▶ **Materials provided**:
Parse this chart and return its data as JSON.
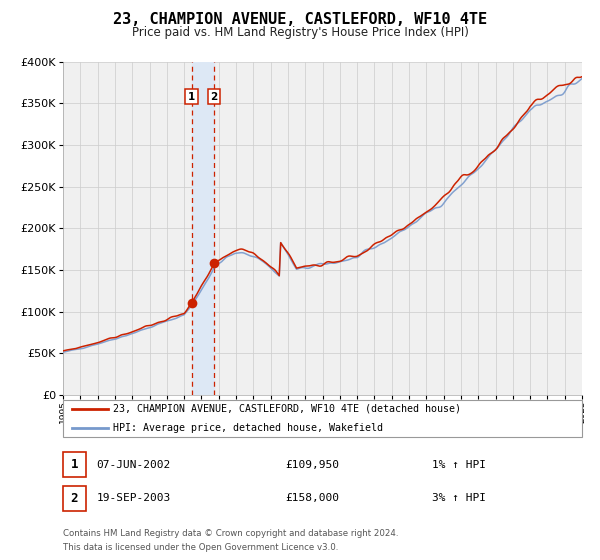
{
  "title": "23, CHAMPION AVENUE, CASTLEFORD, WF10 4TE",
  "subtitle": "Price paid vs. HM Land Registry's House Price Index (HPI)",
  "ylim": [
    0,
    400000
  ],
  "yticks": [
    0,
    50000,
    100000,
    150000,
    200000,
    250000,
    300000,
    350000,
    400000
  ],
  "x_start_year": 1995,
  "x_end_year": 2025,
  "sale1_date": 2002.44,
  "sale1_price": 109950,
  "sale1_label": "1",
  "sale1_text": "07-JUN-2002",
  "sale1_amount": "£109,950",
  "sale1_hpi": "1% ↑ HPI",
  "sale2_date": 2003.72,
  "sale2_price": 158000,
  "sale2_label": "2",
  "sale2_text": "19-SEP-2003",
  "sale2_amount": "£158,000",
  "sale2_hpi": "3% ↑ HPI",
  "hpi_line_color": "#7799cc",
  "price_line_color": "#cc2200",
  "point_color": "#cc2200",
  "shading_color": "#dde8f5",
  "grid_color": "#cccccc",
  "bg_color": "#f0f0f0",
  "legend1_label": "23, CHAMPION AVENUE, CASTLEFORD, WF10 4TE (detached house)",
  "legend2_label": "HPI: Average price, detached house, Wakefield",
  "footer_line1": "Contains HM Land Registry data © Crown copyright and database right 2024.",
  "footer_line2": "This data is licensed under the Open Government Licence v3.0."
}
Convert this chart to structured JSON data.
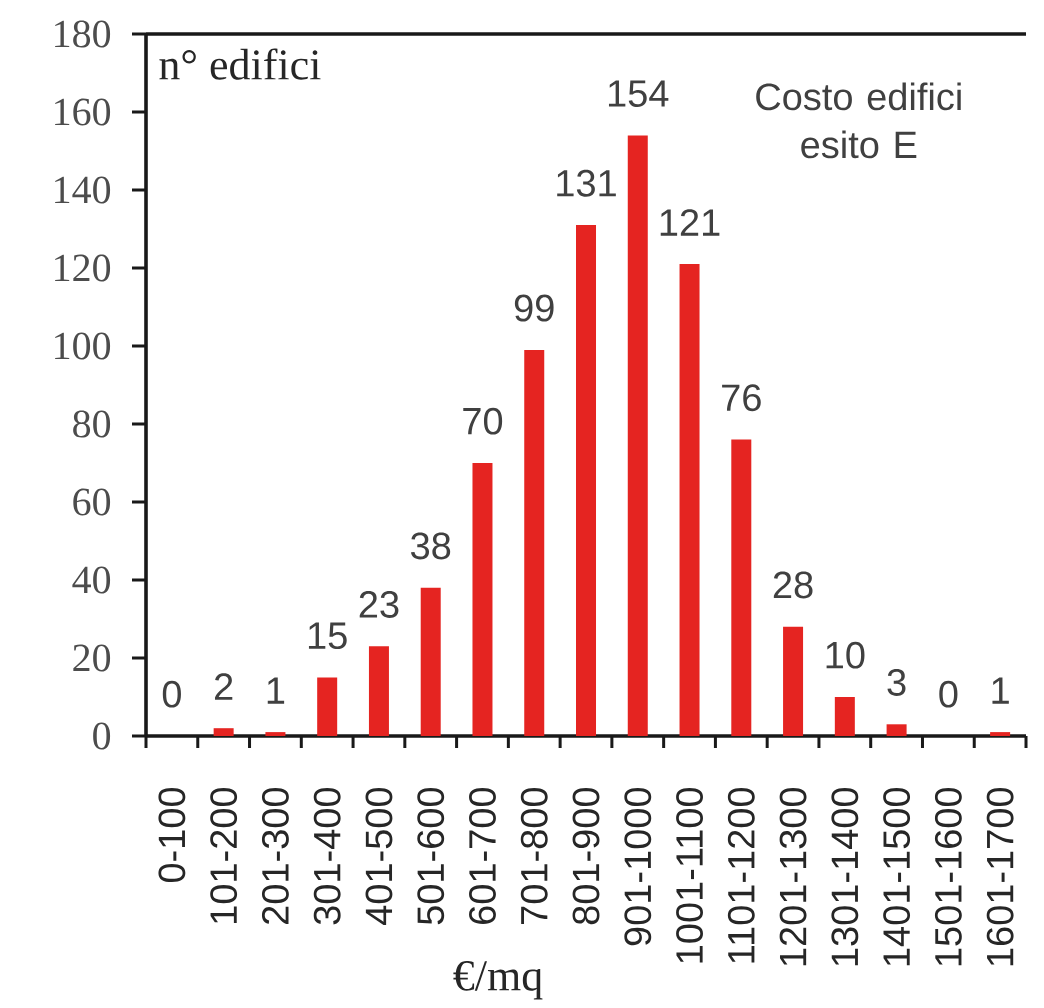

▶ **Request**:
Copy the entries exactly. Leave out the images.

▶ **Solution to the exercise**:
Parse this chart and return its data as JSON.
{
  "title": "23, CHAMPION AVENUE, CASTLEFORD, WF10 4TE",
  "subtitle": "Price paid vs. HM Land Registry's House Price Index (HPI)",
  "ylim": [
    0,
    400000
  ],
  "yticks": [
    0,
    50000,
    100000,
    150000,
    200000,
    250000,
    300000,
    350000,
    400000
  ],
  "x_start_year": 1995,
  "x_end_year": 2025,
  "sale1_date": 2002.44,
  "sale1_price": 109950,
  "sale1_label": "1",
  "sale1_text": "07-JUN-2002",
  "sale1_amount": "£109,950",
  "sale1_hpi": "1% ↑ HPI",
  "sale2_date": 2003.72,
  "sale2_price": 158000,
  "sale2_label": "2",
  "sale2_text": "19-SEP-2003",
  "sale2_amount": "£158,000",
  "sale2_hpi": "3% ↑ HPI",
  "hpi_line_color": "#7799cc",
  "price_line_color": "#cc2200",
  "point_color": "#cc2200",
  "shading_color": "#dde8f5",
  "grid_color": "#cccccc",
  "bg_color": "#f0f0f0",
  "legend1_label": "23, CHAMPION AVENUE, CASTLEFORD, WF10 4TE (detached house)",
  "legend2_label": "HPI: Average price, detached house, Wakefield",
  "footer_line1": "Contains HM Land Registry data © Crown copyright and database right 2024.",
  "footer_line2": "This data is licensed under the Open Government Licence v3.0."
}
Convert this chart to structured JSON data.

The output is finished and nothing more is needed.